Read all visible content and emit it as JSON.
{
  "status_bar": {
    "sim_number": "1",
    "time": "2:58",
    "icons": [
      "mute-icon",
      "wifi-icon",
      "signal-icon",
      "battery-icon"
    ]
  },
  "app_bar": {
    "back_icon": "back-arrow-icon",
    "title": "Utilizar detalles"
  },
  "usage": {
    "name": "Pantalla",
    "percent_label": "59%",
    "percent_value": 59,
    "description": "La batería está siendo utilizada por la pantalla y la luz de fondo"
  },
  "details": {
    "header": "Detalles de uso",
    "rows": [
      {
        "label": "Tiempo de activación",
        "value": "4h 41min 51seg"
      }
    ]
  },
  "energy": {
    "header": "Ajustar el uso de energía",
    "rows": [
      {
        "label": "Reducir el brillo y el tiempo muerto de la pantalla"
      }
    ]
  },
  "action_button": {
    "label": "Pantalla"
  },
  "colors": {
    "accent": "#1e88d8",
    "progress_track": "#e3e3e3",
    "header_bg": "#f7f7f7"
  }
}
...
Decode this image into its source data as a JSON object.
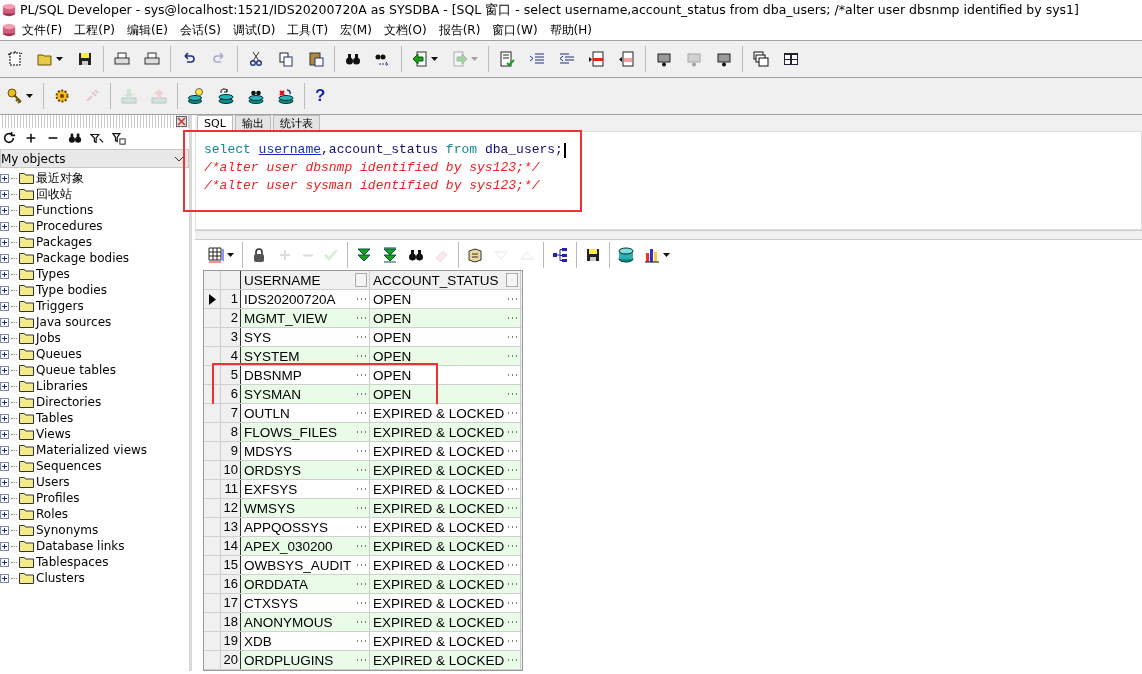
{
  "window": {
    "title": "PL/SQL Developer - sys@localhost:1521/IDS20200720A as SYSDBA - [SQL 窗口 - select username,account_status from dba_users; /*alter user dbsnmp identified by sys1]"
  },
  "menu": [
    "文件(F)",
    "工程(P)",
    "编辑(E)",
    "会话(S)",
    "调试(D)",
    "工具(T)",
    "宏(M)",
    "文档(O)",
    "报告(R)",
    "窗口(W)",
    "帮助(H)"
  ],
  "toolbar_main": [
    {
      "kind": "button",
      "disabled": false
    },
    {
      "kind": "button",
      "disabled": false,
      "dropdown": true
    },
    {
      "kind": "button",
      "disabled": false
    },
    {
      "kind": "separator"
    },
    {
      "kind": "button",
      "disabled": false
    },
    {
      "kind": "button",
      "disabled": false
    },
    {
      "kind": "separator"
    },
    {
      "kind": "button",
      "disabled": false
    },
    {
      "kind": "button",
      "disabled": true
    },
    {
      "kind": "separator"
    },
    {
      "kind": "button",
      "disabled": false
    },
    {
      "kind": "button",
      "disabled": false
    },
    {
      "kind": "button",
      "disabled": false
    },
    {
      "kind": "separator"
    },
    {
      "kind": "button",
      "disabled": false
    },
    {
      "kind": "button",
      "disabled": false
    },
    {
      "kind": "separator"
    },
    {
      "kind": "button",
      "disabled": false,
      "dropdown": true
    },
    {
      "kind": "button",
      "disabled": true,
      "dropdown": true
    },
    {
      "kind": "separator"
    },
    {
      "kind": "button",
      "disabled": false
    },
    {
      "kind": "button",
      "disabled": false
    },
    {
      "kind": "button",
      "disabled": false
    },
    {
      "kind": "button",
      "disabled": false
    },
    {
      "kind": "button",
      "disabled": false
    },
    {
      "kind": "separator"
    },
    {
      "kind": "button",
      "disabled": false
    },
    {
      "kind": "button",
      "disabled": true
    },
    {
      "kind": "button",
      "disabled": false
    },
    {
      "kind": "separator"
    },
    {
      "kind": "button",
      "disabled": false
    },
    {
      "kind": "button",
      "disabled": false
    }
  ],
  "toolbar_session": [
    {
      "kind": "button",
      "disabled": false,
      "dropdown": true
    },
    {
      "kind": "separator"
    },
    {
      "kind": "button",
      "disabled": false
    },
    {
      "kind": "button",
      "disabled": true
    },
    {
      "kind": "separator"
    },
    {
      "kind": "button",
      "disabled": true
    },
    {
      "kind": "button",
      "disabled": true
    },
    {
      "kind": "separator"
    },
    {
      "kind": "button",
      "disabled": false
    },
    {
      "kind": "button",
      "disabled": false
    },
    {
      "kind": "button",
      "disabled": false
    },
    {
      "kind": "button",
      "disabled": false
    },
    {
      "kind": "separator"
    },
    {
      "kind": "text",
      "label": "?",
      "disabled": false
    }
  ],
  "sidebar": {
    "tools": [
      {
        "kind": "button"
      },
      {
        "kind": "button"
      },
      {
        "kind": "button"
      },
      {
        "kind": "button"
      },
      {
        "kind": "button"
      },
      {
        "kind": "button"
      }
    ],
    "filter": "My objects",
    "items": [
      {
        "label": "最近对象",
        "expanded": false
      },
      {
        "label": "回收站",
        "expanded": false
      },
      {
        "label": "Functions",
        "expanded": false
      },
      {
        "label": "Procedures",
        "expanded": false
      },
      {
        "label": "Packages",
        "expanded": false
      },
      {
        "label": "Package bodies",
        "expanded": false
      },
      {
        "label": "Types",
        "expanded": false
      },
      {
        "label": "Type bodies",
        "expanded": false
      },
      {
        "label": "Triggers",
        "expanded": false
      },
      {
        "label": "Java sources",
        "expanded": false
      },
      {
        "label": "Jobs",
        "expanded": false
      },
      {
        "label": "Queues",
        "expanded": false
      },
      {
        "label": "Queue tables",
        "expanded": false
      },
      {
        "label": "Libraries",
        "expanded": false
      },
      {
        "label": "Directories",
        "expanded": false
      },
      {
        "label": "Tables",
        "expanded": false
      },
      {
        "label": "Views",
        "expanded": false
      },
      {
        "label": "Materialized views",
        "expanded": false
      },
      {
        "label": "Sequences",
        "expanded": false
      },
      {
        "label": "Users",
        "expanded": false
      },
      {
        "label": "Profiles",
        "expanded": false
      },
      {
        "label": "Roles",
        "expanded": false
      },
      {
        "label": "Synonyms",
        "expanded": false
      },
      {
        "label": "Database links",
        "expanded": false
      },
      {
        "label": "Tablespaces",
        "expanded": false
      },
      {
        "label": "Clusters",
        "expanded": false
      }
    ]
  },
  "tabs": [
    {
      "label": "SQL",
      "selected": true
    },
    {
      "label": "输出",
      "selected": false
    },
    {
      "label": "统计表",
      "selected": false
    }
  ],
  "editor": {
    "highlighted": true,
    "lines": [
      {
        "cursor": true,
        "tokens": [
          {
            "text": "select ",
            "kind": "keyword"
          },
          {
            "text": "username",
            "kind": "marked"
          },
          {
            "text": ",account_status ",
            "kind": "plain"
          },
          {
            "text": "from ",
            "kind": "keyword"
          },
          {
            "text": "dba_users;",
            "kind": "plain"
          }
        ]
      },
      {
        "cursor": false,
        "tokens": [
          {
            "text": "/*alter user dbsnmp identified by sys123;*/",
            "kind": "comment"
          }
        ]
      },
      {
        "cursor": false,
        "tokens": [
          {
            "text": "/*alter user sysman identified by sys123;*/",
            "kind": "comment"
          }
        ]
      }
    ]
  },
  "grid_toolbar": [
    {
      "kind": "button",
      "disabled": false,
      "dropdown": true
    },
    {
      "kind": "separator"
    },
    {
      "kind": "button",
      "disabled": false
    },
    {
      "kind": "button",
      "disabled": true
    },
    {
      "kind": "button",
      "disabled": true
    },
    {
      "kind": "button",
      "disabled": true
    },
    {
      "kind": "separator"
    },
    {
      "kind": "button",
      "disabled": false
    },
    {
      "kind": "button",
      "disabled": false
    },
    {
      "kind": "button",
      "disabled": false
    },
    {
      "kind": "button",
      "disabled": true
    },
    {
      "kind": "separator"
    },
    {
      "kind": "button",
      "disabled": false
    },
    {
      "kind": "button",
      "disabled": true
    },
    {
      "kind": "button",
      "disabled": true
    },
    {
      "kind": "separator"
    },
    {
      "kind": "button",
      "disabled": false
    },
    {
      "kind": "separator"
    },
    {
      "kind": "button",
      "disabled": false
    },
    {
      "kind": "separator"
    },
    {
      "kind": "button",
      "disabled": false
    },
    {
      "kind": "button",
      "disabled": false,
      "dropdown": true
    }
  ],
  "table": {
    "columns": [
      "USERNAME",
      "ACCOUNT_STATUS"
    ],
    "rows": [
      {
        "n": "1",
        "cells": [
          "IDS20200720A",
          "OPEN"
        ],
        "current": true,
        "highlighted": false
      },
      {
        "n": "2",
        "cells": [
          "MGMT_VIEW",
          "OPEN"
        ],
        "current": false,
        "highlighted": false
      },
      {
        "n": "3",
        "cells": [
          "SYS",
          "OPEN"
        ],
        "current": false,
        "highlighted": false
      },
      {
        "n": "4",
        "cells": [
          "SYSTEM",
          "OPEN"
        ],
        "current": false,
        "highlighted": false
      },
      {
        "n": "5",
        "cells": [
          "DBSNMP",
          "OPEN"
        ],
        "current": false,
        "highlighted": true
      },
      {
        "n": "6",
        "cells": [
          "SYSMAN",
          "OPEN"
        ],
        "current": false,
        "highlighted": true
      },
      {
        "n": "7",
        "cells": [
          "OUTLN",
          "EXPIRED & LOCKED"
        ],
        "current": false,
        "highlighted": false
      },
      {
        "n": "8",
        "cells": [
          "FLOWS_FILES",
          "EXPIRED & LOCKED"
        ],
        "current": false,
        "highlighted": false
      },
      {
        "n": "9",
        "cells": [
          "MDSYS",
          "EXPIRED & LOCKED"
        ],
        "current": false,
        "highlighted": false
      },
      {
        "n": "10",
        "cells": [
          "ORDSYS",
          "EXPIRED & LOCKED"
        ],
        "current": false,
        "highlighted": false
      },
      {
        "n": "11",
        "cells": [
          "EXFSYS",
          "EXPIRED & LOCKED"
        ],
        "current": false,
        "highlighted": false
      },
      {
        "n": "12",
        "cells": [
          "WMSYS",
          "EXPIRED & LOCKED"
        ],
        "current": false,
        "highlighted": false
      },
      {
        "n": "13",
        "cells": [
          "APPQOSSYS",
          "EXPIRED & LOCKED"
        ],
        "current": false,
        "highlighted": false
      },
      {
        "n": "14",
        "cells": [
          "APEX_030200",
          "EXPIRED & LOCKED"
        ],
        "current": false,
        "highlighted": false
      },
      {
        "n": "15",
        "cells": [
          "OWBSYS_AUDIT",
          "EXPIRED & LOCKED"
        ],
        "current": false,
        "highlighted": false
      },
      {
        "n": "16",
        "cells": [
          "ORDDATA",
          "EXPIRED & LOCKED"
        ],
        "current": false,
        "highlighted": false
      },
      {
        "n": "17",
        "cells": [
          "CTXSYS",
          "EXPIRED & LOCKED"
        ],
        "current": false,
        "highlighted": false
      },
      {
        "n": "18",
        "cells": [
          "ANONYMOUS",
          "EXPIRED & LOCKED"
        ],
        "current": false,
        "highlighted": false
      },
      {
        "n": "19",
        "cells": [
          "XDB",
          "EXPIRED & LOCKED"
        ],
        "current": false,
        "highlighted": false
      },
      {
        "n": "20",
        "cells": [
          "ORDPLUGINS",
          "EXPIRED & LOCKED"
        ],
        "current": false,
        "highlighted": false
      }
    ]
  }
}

Task to complete:
Which lines hold the word "title"? Copy every one of them.

Response to the task:
    "title": "Utilizar detalles"
    "title": "PL/SQL Developer - sys@localhost:1521/IDS20200720A as SYSDBA - [SQL 窗口 - select username,account_status from dba_users; /*alter user dbsnmp identified by sys1]"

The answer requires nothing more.